▶ Task requirements: Your answer is a single number: the count of lines that contain the string "race".

▶ Supplied information:
● ● ● ●

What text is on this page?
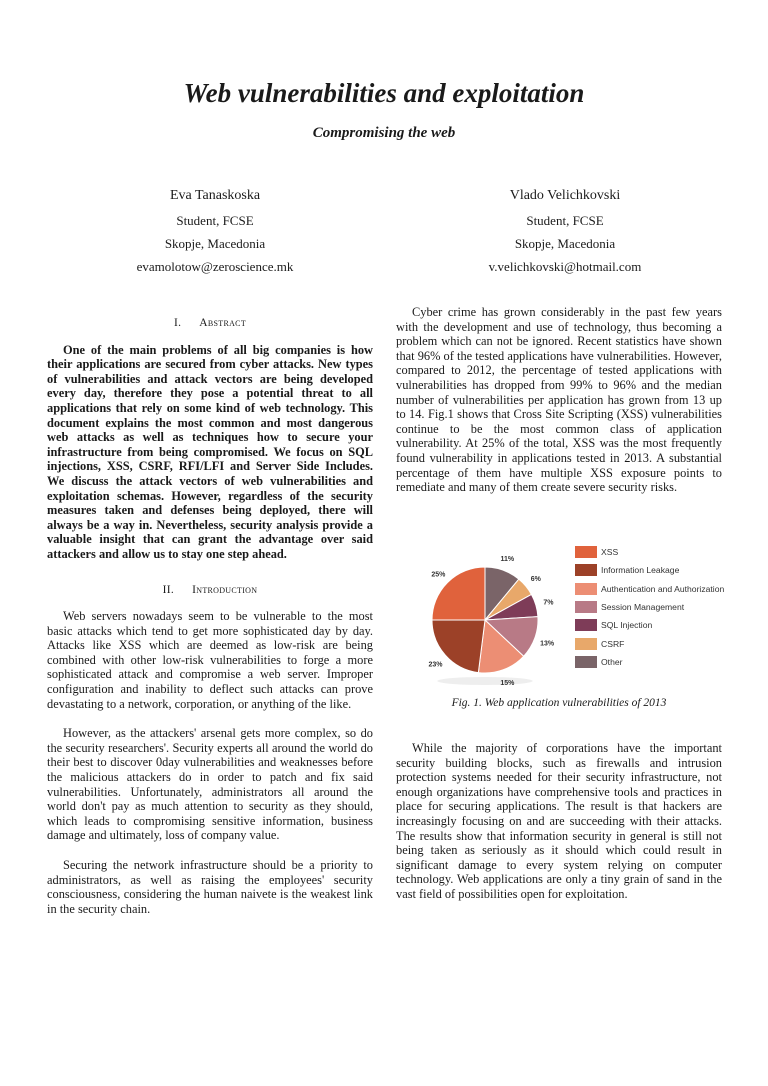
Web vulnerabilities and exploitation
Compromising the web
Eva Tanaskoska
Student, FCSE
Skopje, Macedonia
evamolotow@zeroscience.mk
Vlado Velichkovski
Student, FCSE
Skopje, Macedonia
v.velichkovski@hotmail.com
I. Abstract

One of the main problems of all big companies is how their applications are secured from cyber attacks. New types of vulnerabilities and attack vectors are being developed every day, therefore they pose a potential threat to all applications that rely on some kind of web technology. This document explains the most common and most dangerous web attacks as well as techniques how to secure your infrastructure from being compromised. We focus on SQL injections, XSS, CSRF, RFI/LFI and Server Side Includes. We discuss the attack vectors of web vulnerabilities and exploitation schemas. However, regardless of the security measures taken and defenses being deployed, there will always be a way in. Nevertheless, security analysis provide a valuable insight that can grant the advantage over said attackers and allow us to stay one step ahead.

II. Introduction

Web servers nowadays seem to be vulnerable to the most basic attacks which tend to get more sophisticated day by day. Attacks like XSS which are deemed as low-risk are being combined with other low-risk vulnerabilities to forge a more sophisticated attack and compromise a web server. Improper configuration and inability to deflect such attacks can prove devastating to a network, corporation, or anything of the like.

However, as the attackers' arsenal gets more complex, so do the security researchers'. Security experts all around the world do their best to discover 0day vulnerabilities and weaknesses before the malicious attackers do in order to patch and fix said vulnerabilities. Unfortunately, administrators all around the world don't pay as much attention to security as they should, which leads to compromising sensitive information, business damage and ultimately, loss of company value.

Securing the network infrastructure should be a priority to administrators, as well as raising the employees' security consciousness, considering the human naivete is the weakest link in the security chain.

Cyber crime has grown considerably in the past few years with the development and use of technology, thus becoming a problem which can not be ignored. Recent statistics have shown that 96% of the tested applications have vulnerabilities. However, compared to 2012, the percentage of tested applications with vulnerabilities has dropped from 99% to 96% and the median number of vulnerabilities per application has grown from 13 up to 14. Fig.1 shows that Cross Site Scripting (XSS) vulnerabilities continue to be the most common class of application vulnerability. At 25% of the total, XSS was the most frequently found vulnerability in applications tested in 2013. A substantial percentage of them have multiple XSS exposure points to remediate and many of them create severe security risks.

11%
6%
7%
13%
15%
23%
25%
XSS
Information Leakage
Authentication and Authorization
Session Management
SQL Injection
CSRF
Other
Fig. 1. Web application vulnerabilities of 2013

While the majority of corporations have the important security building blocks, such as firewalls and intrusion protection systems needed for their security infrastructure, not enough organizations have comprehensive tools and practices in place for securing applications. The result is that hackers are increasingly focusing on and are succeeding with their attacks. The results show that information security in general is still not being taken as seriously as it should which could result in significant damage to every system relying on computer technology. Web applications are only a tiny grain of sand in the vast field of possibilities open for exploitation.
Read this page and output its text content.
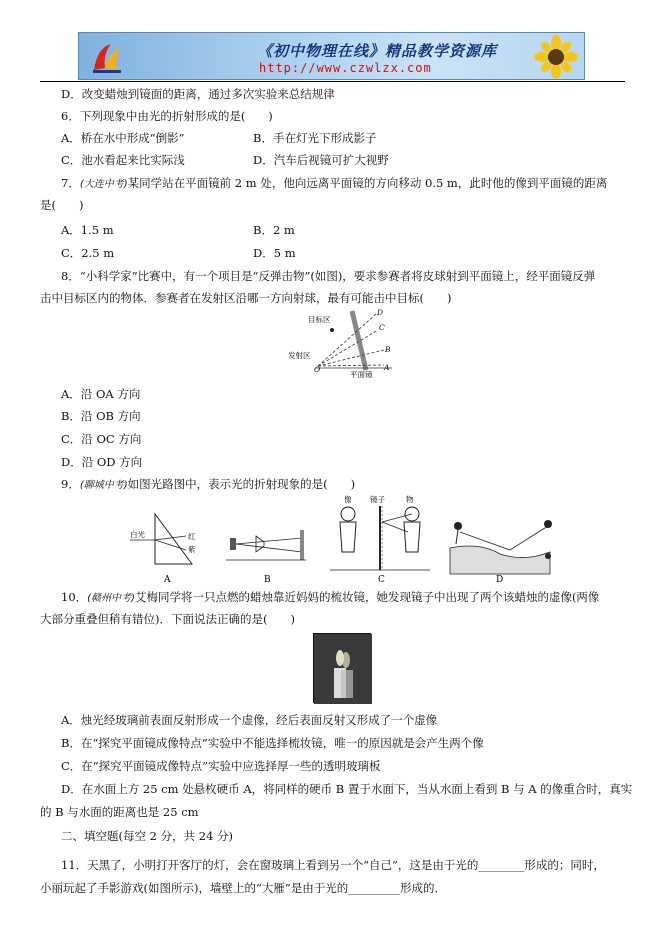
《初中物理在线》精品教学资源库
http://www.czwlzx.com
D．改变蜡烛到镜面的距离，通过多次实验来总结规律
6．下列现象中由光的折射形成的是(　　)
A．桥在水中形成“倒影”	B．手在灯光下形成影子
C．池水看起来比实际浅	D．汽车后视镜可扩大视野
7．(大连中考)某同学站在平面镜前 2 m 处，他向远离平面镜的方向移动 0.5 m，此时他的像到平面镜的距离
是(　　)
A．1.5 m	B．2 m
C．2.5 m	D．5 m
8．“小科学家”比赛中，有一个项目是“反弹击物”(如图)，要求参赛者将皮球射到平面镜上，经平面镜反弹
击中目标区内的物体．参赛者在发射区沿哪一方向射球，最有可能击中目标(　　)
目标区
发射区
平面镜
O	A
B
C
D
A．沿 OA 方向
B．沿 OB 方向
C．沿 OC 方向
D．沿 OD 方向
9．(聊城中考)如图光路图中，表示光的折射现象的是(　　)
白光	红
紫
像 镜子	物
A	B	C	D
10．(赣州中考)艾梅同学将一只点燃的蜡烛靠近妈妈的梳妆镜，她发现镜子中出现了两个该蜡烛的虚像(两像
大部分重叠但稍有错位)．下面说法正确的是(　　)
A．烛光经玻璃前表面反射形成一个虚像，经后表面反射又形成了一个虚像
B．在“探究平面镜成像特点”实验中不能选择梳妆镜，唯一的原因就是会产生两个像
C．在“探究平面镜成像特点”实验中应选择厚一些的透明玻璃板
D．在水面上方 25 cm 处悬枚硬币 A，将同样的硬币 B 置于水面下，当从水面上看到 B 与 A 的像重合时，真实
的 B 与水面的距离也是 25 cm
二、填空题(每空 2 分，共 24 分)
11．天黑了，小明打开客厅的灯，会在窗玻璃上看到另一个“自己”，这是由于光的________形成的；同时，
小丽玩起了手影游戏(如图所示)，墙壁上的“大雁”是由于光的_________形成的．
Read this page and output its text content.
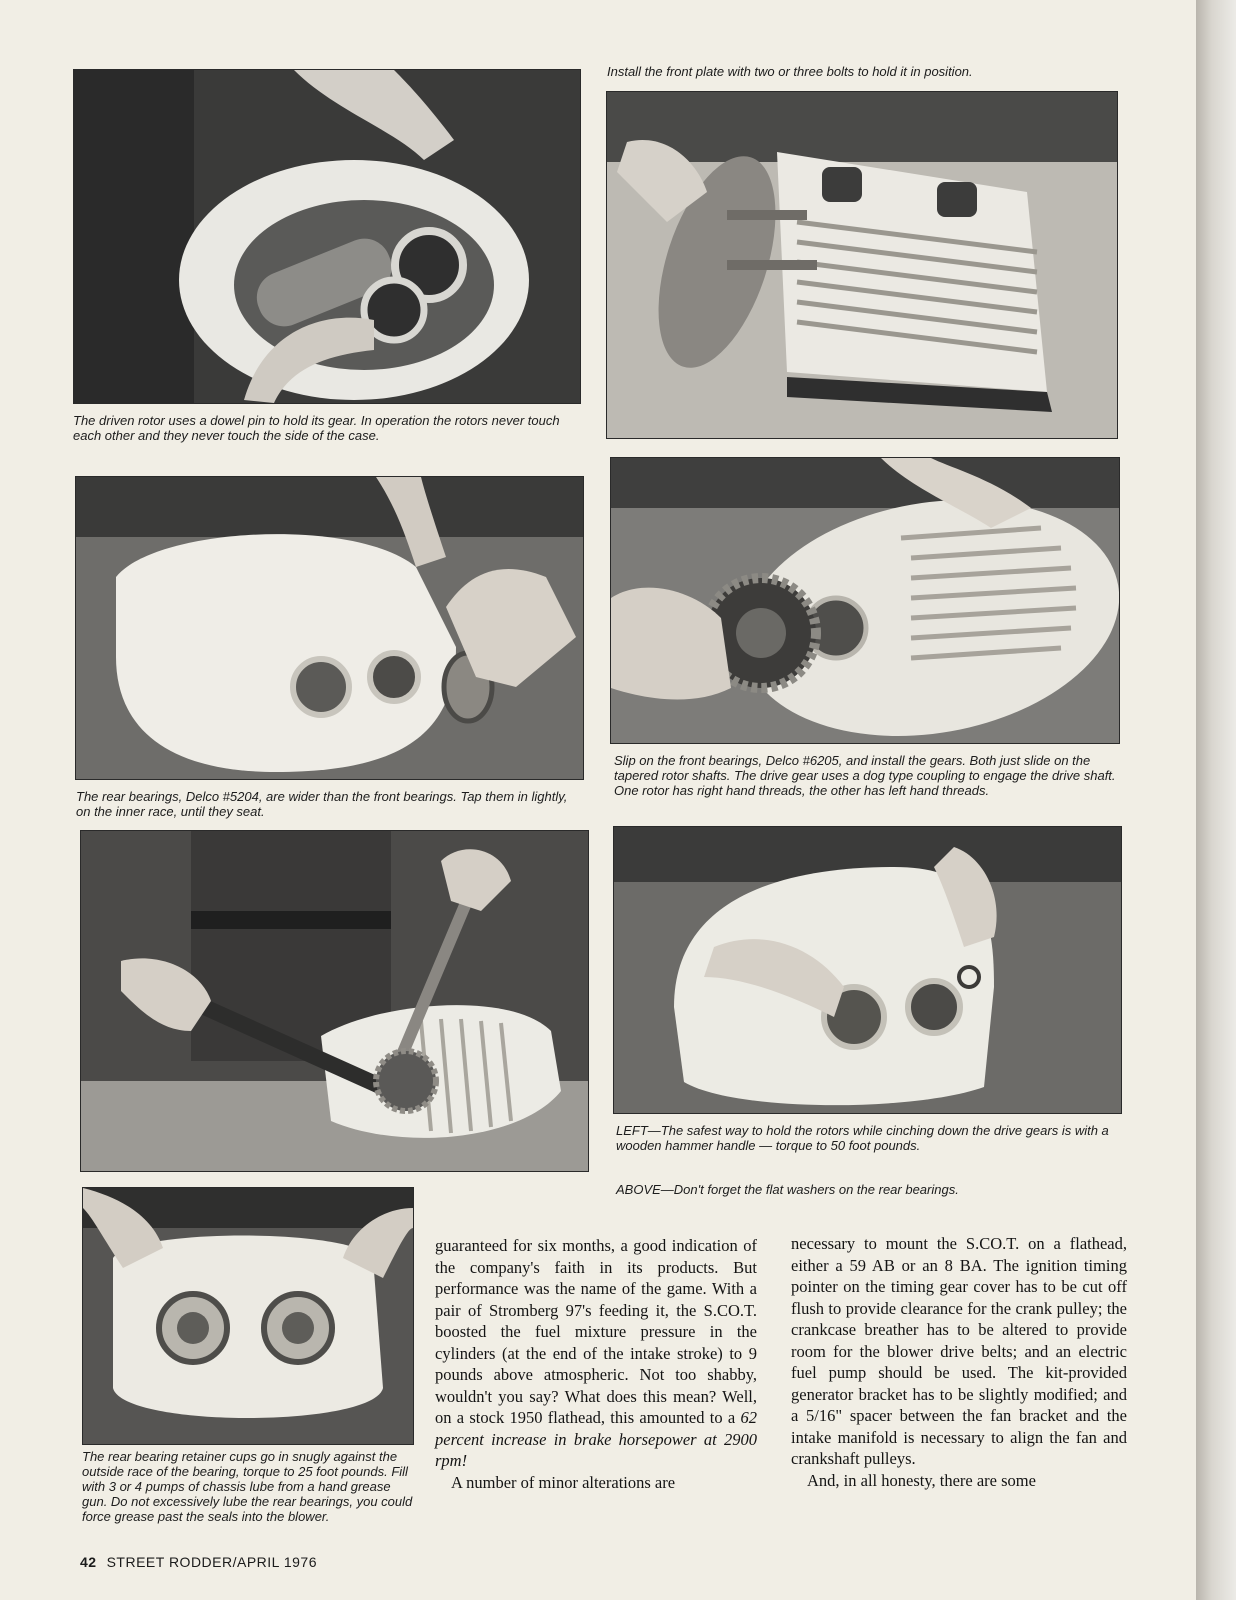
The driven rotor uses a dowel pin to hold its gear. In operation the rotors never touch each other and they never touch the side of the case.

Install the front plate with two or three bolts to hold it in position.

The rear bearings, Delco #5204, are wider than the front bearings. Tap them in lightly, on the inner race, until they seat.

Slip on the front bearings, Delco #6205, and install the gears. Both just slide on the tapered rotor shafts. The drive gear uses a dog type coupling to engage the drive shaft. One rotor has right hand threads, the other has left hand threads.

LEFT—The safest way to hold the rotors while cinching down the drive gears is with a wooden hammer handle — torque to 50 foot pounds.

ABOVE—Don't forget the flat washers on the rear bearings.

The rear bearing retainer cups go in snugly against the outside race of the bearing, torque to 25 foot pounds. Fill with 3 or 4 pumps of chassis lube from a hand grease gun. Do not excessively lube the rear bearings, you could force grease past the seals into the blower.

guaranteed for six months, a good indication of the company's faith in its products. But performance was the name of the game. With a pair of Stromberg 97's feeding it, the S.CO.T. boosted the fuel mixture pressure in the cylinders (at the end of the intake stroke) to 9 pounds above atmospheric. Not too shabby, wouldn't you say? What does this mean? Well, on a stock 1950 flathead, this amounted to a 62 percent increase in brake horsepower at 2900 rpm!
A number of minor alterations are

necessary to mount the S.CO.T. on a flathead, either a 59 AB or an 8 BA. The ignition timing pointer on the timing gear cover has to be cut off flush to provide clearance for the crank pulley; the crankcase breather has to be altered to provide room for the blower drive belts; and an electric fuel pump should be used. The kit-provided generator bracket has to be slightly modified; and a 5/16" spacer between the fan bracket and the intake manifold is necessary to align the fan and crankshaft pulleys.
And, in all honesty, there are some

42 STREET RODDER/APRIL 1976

● ● ● ●

▶ Task output: 2